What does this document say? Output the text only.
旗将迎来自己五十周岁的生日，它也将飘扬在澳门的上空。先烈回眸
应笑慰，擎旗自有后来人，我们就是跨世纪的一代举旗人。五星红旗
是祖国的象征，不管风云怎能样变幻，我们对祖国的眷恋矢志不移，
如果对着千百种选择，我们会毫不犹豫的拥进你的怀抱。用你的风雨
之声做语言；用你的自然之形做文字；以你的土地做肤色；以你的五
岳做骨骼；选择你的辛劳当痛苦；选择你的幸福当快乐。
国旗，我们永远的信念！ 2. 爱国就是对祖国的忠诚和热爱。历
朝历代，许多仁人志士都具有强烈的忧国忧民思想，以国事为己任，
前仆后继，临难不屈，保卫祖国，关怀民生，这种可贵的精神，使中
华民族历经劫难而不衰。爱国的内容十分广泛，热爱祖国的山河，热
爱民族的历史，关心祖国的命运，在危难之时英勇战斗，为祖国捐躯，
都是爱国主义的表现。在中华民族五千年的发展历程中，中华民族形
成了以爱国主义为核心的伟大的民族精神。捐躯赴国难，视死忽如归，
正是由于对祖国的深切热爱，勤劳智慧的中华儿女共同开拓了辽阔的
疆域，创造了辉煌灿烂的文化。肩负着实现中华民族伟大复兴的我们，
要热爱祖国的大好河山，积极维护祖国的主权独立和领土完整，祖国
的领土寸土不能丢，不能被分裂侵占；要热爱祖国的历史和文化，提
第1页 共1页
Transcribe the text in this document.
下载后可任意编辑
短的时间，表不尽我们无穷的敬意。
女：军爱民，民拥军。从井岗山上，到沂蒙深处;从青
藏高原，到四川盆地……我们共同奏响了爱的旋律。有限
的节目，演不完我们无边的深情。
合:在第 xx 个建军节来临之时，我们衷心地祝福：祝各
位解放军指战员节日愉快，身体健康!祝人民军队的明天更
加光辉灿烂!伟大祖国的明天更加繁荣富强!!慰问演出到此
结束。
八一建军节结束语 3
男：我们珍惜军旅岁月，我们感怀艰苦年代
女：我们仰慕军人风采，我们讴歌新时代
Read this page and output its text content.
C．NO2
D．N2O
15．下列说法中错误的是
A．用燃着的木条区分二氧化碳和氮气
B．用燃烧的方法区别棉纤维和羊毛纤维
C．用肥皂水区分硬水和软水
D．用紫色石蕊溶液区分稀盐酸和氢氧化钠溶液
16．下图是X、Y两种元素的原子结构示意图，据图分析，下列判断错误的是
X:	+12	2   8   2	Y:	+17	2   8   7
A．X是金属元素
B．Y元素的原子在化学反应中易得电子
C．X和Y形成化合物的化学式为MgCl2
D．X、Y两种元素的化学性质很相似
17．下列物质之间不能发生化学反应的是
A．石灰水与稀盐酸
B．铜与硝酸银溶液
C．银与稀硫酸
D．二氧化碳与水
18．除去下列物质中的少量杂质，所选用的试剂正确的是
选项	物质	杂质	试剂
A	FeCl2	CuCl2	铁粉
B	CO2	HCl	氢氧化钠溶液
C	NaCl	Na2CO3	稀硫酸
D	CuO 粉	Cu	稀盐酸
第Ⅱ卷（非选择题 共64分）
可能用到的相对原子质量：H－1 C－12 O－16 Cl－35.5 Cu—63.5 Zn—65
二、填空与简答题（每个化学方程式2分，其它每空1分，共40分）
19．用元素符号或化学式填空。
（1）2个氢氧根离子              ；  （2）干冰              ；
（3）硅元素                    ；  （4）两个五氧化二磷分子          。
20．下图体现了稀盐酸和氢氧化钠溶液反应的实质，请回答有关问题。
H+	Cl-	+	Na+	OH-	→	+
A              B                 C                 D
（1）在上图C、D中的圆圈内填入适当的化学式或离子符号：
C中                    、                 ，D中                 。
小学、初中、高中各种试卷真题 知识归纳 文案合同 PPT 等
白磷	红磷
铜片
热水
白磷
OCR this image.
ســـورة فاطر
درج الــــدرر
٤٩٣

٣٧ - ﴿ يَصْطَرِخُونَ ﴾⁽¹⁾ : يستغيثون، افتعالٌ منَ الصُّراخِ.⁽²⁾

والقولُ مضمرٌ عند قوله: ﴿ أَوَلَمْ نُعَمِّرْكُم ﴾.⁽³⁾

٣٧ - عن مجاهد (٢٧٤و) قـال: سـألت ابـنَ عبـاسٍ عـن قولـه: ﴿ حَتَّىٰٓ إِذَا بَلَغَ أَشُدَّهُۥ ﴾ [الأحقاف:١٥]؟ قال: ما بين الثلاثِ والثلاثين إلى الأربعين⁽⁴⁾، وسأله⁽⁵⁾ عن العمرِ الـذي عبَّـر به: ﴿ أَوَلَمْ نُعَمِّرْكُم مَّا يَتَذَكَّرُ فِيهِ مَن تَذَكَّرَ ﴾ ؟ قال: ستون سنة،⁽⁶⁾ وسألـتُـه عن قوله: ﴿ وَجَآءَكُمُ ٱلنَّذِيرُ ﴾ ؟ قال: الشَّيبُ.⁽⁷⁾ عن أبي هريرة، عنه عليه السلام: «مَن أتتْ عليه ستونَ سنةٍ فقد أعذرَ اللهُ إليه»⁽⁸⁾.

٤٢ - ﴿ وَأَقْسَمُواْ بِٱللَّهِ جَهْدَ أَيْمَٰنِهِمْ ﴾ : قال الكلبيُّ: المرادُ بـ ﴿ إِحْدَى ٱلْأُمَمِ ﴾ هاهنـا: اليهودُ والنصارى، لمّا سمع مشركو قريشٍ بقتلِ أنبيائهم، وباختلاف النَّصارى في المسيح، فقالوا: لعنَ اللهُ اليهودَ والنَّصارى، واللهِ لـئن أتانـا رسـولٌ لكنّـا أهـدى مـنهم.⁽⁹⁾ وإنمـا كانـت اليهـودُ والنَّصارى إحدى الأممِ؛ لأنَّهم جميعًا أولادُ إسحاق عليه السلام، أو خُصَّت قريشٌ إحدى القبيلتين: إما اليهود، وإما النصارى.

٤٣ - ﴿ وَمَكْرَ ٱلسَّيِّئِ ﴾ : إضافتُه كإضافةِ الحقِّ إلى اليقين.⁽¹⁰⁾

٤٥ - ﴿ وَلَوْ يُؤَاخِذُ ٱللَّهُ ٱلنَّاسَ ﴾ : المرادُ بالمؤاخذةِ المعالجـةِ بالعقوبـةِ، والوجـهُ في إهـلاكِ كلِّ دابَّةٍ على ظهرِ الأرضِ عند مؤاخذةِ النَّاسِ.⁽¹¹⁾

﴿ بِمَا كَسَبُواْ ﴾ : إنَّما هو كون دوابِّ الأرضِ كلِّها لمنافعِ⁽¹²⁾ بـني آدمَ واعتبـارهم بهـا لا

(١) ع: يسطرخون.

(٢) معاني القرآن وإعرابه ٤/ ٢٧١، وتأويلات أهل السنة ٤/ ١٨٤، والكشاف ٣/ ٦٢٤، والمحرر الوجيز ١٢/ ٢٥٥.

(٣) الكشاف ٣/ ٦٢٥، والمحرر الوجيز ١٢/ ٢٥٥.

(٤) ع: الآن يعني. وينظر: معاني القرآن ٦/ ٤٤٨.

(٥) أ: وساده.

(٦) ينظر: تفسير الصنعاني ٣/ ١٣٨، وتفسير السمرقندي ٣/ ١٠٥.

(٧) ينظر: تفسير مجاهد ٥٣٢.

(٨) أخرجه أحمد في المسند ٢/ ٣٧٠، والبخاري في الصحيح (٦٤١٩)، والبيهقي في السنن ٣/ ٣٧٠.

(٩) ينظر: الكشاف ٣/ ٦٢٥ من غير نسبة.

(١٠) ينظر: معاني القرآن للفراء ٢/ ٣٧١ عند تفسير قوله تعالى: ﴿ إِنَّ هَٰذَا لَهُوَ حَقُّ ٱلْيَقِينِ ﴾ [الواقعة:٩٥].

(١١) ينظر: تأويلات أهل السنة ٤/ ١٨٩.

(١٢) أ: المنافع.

_Set exercise_
Extract each line from the entries above that contains the string "القرآن".

_Solution for this problem_
(٢) معاني القرآن وإعرابه ٤/ ٢٧١، وتأويلات أهل السنة ٤/ ١٨٤، والكشاف ٣/ ٦٢٤، والمحرر الوجيز ١٢/ ٢٥٥.
(٤) ع: الآن يعني. وينظر: معاني القرآن ٦/ ٤٤٨.
(١٠) ينظر: معاني القرآن للفراء ٢/ ٣٧١ عند تفسير قوله تعالى: ﴿ إِنَّ هَٰذَا لَهُوَ حَقُّ ٱلْيَقِينِ ﴾ [الواقعة:٩٥].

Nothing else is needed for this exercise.